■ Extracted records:

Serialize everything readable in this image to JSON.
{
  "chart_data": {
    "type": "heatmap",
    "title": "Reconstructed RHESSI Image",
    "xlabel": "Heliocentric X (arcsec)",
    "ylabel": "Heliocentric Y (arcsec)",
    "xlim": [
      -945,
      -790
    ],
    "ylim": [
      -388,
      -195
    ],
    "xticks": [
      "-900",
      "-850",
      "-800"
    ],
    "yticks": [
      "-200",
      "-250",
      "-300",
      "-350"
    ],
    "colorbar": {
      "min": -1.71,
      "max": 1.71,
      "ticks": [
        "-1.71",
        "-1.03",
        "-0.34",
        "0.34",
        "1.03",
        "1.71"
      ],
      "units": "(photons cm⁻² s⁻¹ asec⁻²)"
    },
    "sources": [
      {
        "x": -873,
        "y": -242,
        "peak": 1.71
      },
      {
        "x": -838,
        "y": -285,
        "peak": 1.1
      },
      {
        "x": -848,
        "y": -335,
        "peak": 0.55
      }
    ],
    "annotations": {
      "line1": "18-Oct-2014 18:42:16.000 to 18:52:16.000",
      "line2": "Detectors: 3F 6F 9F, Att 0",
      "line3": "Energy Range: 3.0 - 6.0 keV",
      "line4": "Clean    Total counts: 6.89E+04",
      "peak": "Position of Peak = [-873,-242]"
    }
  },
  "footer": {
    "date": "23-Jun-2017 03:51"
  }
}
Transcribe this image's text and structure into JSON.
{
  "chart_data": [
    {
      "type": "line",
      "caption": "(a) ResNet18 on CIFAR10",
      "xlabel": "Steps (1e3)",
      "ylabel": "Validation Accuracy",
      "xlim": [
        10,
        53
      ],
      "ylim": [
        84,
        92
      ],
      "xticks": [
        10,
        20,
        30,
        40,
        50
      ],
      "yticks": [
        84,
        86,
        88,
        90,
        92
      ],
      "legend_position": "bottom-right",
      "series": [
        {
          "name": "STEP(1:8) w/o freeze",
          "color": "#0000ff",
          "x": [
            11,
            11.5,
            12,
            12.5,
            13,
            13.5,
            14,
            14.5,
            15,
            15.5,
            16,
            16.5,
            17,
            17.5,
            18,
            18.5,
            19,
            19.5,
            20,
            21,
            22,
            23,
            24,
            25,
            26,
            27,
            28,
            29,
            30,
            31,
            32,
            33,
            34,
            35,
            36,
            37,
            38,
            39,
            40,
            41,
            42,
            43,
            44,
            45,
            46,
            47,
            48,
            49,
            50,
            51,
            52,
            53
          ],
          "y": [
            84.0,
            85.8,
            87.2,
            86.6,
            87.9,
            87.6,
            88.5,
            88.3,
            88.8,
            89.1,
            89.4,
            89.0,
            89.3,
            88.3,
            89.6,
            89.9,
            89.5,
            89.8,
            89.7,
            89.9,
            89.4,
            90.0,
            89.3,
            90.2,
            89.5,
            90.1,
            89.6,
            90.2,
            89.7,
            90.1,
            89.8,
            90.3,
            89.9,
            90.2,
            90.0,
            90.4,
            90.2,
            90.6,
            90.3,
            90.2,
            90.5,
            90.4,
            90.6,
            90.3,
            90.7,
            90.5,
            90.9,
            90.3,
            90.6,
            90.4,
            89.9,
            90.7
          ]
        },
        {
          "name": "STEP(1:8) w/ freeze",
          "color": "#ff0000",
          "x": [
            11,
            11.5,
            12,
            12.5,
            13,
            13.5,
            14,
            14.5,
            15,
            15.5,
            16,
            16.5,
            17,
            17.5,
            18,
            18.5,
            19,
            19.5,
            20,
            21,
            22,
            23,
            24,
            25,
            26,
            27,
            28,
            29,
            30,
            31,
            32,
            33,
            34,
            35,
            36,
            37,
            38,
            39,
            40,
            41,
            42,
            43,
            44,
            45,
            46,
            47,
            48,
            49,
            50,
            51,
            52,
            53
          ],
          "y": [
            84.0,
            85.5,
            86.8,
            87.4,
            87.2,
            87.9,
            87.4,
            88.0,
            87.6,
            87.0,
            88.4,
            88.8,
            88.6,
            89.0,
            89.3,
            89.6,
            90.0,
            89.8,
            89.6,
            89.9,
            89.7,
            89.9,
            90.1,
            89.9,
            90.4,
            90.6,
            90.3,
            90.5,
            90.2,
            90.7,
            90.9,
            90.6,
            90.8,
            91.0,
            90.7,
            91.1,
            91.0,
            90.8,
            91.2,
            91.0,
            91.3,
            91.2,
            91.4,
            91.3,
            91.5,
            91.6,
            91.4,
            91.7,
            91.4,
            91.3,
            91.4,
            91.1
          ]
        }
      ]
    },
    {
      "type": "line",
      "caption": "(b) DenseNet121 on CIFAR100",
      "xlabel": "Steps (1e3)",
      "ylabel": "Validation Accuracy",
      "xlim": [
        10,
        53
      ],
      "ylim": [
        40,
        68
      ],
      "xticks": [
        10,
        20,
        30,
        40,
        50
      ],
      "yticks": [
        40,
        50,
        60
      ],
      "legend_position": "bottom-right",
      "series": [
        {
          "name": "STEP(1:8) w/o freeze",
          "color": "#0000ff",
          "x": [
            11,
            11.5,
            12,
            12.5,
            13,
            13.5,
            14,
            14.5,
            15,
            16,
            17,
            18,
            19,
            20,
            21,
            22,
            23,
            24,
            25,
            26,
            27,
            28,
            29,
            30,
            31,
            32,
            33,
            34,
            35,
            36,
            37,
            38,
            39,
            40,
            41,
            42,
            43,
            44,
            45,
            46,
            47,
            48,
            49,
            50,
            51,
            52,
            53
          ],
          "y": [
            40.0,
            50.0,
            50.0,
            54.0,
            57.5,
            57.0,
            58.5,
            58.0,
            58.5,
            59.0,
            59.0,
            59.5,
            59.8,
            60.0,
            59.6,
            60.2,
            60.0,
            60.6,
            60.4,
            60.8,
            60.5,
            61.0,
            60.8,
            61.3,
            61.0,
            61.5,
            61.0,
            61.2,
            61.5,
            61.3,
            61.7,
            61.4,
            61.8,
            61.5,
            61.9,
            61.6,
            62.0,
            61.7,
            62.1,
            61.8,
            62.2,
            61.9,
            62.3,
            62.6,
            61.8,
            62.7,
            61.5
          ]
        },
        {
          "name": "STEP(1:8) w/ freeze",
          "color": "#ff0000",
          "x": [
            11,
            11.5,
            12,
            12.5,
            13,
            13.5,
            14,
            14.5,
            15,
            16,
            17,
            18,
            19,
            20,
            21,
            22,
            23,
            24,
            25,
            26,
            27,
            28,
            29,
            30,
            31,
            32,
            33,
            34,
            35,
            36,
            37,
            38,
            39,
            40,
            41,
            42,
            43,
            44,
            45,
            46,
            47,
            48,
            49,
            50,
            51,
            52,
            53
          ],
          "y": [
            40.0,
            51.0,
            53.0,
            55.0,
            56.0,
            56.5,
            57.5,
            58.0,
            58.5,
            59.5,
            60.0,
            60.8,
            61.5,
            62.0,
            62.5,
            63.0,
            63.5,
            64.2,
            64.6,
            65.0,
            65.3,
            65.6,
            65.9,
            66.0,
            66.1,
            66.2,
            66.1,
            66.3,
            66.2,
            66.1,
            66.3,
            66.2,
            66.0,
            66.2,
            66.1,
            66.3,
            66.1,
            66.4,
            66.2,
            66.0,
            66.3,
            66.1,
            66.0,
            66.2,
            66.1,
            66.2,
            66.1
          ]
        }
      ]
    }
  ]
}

■ WHAT IS REQUIRED: Copy all the records above exactly, missing none.

■ RESPONSE:
Serialize everything readable in this image to JSON.
{
  "chart_data": {
    "type": "heatmap",
    "title": "Reconstructed RHESSI Image",
    "xlabel": "Heliocentric X (arcsec)",
    "ylabel": "Heliocentric Y (arcsec)",
    "xlim": [
      -945,
      -790
    ],
    "ylim": [
      -388,
      -195
    ],
    "xticks": [
      "-900",
      "-850",
      "-800"
    ],
    "yticks": [
      "-200",
      "-250",
      "-300",
      "-350"
    ],
    "colorbar": {
      "min": -1.71,
      "max": 1.71,
      "ticks": [
        "-1.71",
        "-1.03",
        "-0.34",
        "0.34",
        "1.03",
        "1.71"
      ],
      "units": "(photons cm⁻² s⁻¹ asec⁻²)"
    },
    "sources": [
      {
        "x": -873,
        "y": -242,
        "peak": 1.71
      },
      {
        "x": -838,
        "y": -285,
        "peak": 1.1
      },
      {
        "x": -848,
        "y": -335,
        "peak": 0.55
      }
    ],
    "annotations": {
      "line1": "18-Oct-2014 18:42:16.000 to 18:52:16.000",
      "line2": "Detectors: 3F 6F 9F, Att 0",
      "line3": "Energy Range: 3.0 - 6.0 keV",
      "line4": "Clean    Total counts: 6.89E+04",
      "peak": "Position of Peak = [-873,-242]"
    }
  },
  "footer": {
    "date": "23-Jun-2017 03:51"
  }
}
Transcribe this image's text and structure into JSON.
{
  "chart_data": [
    {
      "type": "line",
      "caption": "(a) ResNet18 on CIFAR10",
      "xlabel": "Steps (1e3)",
      "ylabel": "Validation Accuracy",
      "xlim": [
        10,
        53
      ],
      "ylim": [
        84,
        92
      ],
      "xticks": [
        10,
        20,
        30,
        40,
        50
      ],
      "yticks": [
        84,
        86,
        88,
        90,
        92
      ],
      "legend_position": "bottom-right",
      "series": [
        {
          "name": "STEP(1:8) w/o freeze",
          "color": "#0000ff",
          "x": [
            11,
            11.5,
            12,
            12.5,
            13,
            13.5,
            14,
            14.5,
            15,
            15.5,
            16,
            16.5,
            17,
            17.5,
            18,
            18.5,
            19,
            19.5,
            20,
            21,
            22,
            23,
            24,
            25,
            26,
            27,
            28,
            29,
            30,
            31,
            32,
            33,
            34,
            35,
            36,
            37,
            38,
            39,
            40,
            41,
            42,
            43,
            44,
            45,
            46,
            47,
            48,
            49,
            50,
            51,
            52,
            53
          ],
          "y": [
            84.0,
            85.8,
            87.2,
            86.6,
            87.9,
            87.6,
            88.5,
            88.3,
            88.8,
            89.1,
            89.4,
            89.0,
            89.3,
            88.3,
            89.6,
            89.9,
            89.5,
            89.8,
            89.7,
            89.9,
            89.4,
            90.0,
            89.3,
            90.2,
            89.5,
            90.1,
            89.6,
            90.2,
            89.7,
            90.1,
            89.8,
            90.3,
            89.9,
            90.2,
            90.0,
            90.4,
            90.2,
            90.6,
            90.3,
            90.2,
            90.5,
            90.4,
            90.6,
            90.3,
            90.7,
            90.5,
            90.9,
            90.3,
            90.6,
            90.4,
            89.9,
            90.7
          ]
        },
        {
          "name": "STEP(1:8) w/ freeze",
          "color": "#ff0000",
          "x": [
            11,
            11.5,
            12,
            12.5,
            13,
            13.5,
            14,
            14.5,
            15,
            15.5,
            16,
            16.5,
            17,
            17.5,
            18,
            18.5,
            19,
            19.5,
            20,
            21,
            22,
            23,
            24,
            25,
            26,
            27,
            28,
            29,
            30,
            31,
            32,
            33,
            34,
            35,
            36,
            37,
            38,
            39,
            40,
            41,
            42,
            43,
            44,
            45,
            46,
            47,
            48,
            49,
            50,
            51,
            52,
            53
          ],
          "y": [
            84.0,
            85.5,
            86.8,
            87.4,
            87.2,
            87.9,
            87.4,
            88.0,
            87.6,
            87.0,
            88.4,
            88.8,
            88.6,
            89.0,
            89.3,
            89.6,
            90.0,
            89.8,
            89.6,
            89.9,
            89.7,
            89.9,
            90.1,
            89.9,
            90.4,
            90.6,
            90.3,
            90.5,
            90.2,
            90.7,
            90.9,
            90.6,
            90.8,
            91.0,
            90.7,
            91.1,
            91.0,
            90.8,
            91.2,
            91.0,
            91.3,
            91.2,
            91.4,
            91.3,
            91.5,
            91.6,
            91.4,
            91.7,
            91.4,
            91.3,
            91.4,
            91.1
          ]
        }
      ]
    },
    {
      "type": "line",
      "caption": "(b) DenseNet121 on CIFAR100",
      "xlabel": "Steps (1e3)",
      "ylabel": "Validation Accuracy",
      "xlim": [
        10,
        53
      ],
      "ylim": [
        40,
        68
      ],
      "xticks": [
        10,
        20,
        30,
        40,
        50
      ],
      "yticks": [
        40,
        50,
        60
      ],
      "legend_position": "bottom-right",
      "series": [
        {
          "name": "STEP(1:8) w/o freeze",
          "color": "#0000ff",
          "x": [
            11,
            11.5,
            12,
            12.5,
            13,
            13.5,
            14,
            14.5,
            15,
            16,
            17,
            18,
            19,
            20,
            21,
            22,
            23,
            24,
            25,
            26,
            27,
            28,
            29,
            30,
            31,
            32,
            33,
            34,
            35,
            36,
            37,
            38,
            39,
            40,
            41,
            42,
            43,
            44,
            45,
            46,
            47,
            48,
            49,
            50,
            51,
            52,
            53
          ],
          "y": [
            40.0,
            50.0,
            50.0,
            54.0,
            57.5,
            57.0,
            58.5,
            58.0,
            58.5,
            59.0,
            59.0,
            59.5,
            59.8,
            60.0,
            59.6,
            60.2,
            60.0,
            60.6,
            60.4,
            60.8,
            60.5,
            61.0,
            60.8,
            61.3,
            61.0,
            61.5,
            61.0,
            61.2,
            61.5,
            61.3,
            61.7,
            61.4,
            61.8,
            61.5,
            61.9,
            61.6,
            62.0,
            61.7,
            62.1,
            61.8,
            62.2,
            61.9,
            62.3,
            62.6,
            61.8,
            62.7,
            61.5
          ]
        },
        {
          "name": "STEP(1:8) w/ freeze",
          "color": "#ff0000",
          "x": [
            11,
            11.5,
            12,
            12.5,
            13,
            13.5,
            14,
            14.5,
            15,
            16,
            17,
            18,
            19,
            20,
            21,
            22,
            23,
            24,
            25,
            26,
            27,
            28,
            29,
            30,
            31,
            32,
            33,
            34,
            35,
            36,
            37,
            38,
            39,
            40,
            41,
            42,
            43,
            44,
            45,
            46,
            47,
            48,
            49,
            50,
            51,
            52,
            53
          ],
          "y": [
            40.0,
            51.0,
            53.0,
            55.0,
            56.0,
            56.5,
            57.5,
            58.0,
            58.5,
            59.5,
            60.0,
            60.8,
            61.5,
            62.0,
            62.5,
            63.0,
            63.5,
            64.2,
            64.6,
            65.0,
            65.3,
            65.6,
            65.9,
            66.0,
            66.1,
            66.2,
            66.1,
            66.3,
            66.2,
            66.1,
            66.3,
            66.2,
            66.0,
            66.2,
            66.1,
            66.3,
            66.1,
            66.4,
            66.2,
            66.0,
            66.3,
            66.1,
            66.0,
            66.2,
            66.1,
            66.2,
            66.1
          ]
        }
      ]
    }
  ]
}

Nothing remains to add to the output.